• [Testo da leggere]

• • • • • • •

Chi c'è dietro l'anti Casta Spider Truman? Il "no global" Francesco Caruso. Lui nega ma...

Sul web spunta una nuova ipotesi: il precario che denuncia i segreti e i privilegi scandalosi della Casta è in realtà il no global napoletano Caruso. L'ex parlamentare di Rifondazione comunista: "Non sono io, ma lo conosco e l'ho aiutato a fare il blog"

Chi c'è dietro la maschera di SpiderTruman, il sedicente precario che promette da giorni di svelare tutti i segreti della casta di Montecitorio? Secondo la blogosfera altri non è che Francesco Caruso, il no global napoletano e ex parlamentare di Rifondazione auto-definitosi "sovversivo a tempo pieno".

I segreti sono sembrati fin da subito per nulla esclusivi e il precario pare fin troppo esperto di comunicazione e nuovi media per aver passato ben 15 anni da semplice collaboratore dentro Montecitorio. E così in questi giorni le ipotesi si sono susseguite senza sosta: una provocazione, un nuovo progetto editoriale, l'esponente Idv Giacomo Mascia, il Popolo viola... Supposizioni finora senza fondamento, né conferme.

Ora un altro blog - Il mio pensiero, il cui autore resta ugualmente anonimo - prova a dire la sua. Ma stavolta sfrutta la tecnologia (e qualche pecca nella sicurezza di un internet provider) per argomentare con delle prove la sua ipotesi.

• • • • • • •

• [Domande da svolgere]
1. Nell'articolo su SpiderTruman, quali ipotesi sulla sua identità si sono susseguite in questi giorni prima di quella su Francesco Caruso? Elencale tutte.
2. Secondo l'articolo su SpiderTruman, per quanti anni il precario avrebbe lavorato dentro Montecitorio, e con quale ruolo?
3. Prosegui l'articolo su SpiderTruman a partire dall'ultima frase del testo.
I record qui sotto non servono a nulla.

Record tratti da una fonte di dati
• • • • • • •

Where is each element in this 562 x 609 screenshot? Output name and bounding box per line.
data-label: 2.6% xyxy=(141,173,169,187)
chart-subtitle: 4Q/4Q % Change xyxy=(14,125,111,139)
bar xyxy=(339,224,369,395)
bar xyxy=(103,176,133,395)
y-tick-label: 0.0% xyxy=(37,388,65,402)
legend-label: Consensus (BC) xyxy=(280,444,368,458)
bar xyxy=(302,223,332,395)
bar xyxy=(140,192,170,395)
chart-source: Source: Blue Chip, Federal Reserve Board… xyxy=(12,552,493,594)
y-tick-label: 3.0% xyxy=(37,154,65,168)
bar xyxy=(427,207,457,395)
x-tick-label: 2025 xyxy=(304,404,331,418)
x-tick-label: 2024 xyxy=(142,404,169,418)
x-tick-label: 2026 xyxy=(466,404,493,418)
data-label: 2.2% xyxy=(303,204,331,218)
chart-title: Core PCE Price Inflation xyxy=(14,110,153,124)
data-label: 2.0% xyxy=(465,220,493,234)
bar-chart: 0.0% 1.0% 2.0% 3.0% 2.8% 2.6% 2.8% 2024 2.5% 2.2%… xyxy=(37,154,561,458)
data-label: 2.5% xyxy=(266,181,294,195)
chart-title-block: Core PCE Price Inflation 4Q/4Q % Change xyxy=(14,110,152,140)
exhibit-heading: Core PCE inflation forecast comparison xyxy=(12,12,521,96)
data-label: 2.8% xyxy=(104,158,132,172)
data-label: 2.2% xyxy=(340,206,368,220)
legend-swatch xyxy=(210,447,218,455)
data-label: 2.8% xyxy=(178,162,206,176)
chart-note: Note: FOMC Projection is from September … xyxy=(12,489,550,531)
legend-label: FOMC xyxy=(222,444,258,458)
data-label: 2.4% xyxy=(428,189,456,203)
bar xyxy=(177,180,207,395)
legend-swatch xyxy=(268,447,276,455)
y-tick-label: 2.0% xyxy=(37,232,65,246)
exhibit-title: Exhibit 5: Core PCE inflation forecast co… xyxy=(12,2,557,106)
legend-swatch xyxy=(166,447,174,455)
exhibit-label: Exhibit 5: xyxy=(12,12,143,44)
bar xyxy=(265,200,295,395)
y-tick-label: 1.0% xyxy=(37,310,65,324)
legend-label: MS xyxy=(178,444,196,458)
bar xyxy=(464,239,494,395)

• • • • • • •

• [Soluzioni]
1. Una provocazione, un nuovo progetto editoriale, l'esponente Idv Giacomo Mascia e il Popolo viola.

2. Per 15 anni, come semplice collaboratore.

3.
Il blogger è riuscito a risalire al nome con un metodo apparentemente semplice: il blog I segreti della casta di Montecitorio, infatti, appare registrato all'indirizzo email rotellinarotta@libero.it. A questo punto, sfruttando un buco nella sicurezza di Libero, è possibile (o meglio era, visto che ora l'indirizzo è un altro) risalire all'indirizzo frontedelparco@libero.it. Quando viene registrato un indirizzo, il provider chiede un indirizzo secondario a cui inviare una nuova password in caso di smarrimento della propria. Nel caso di Libero, però, l'indirizzo secondario è visibile. Inserendolo nella barra di ricerca di Facebook, poi, il risultato è proprio il profilo di Caruso.

Dopo la rivelazione de llmiopensiero, però, Caruso avrebbe cambiato tutti gli indirizzi di riferimento, impedendo a chiunque di ripetere le ricerche. Le immagini pubblicate dal blogger - sempre che non siano state manipolate - lasciano adito a pochi dubbi. Che sia la volta buona? O è un altro buco nell'acqua?

"Non sono io", sostiene categoricamente l'ex parlamentare in una nota sul suo profilo Facebook. Ma confessa di conoscerlo e di avergli "dato una mano per fare il blog, il profilo Facebook, ma non pensavo che avrebbe combinato tutto questo casino". Caruso non c'entra, insomma, ma era facile risalire al suo profilo, anziché a quello del vero SpiderTruman che lo ha "implorato di mantenere il massimo riserbo sulla sua identità".

Del precario, però, condivide la battaglia "sacrosanta, anche se rischia di scivolare verso una banalizzazione demagogico-populista". Poi, dopo aver ricordato le sue di battaglie, la chiusa: "Caro Spider, continua a fare quello che fai, ma ti ribadisco ancora una volta che non basta un supereroe mascherato per cambiare radicalmente lo stato di cose presenti. Staccati dal computer e vieni sabato in piazza a Genova".

Proprio l'affinità politica ha fatto sembrare fin da subito l'ipotesi di un Caruso mascherato da precario verosimile, anche perché lo stesso SpiderTruman si era dichiarato appartenente all'area no global: "Se volete cercarmi, potete trovarmi a Genova per i 10 anni dal G8".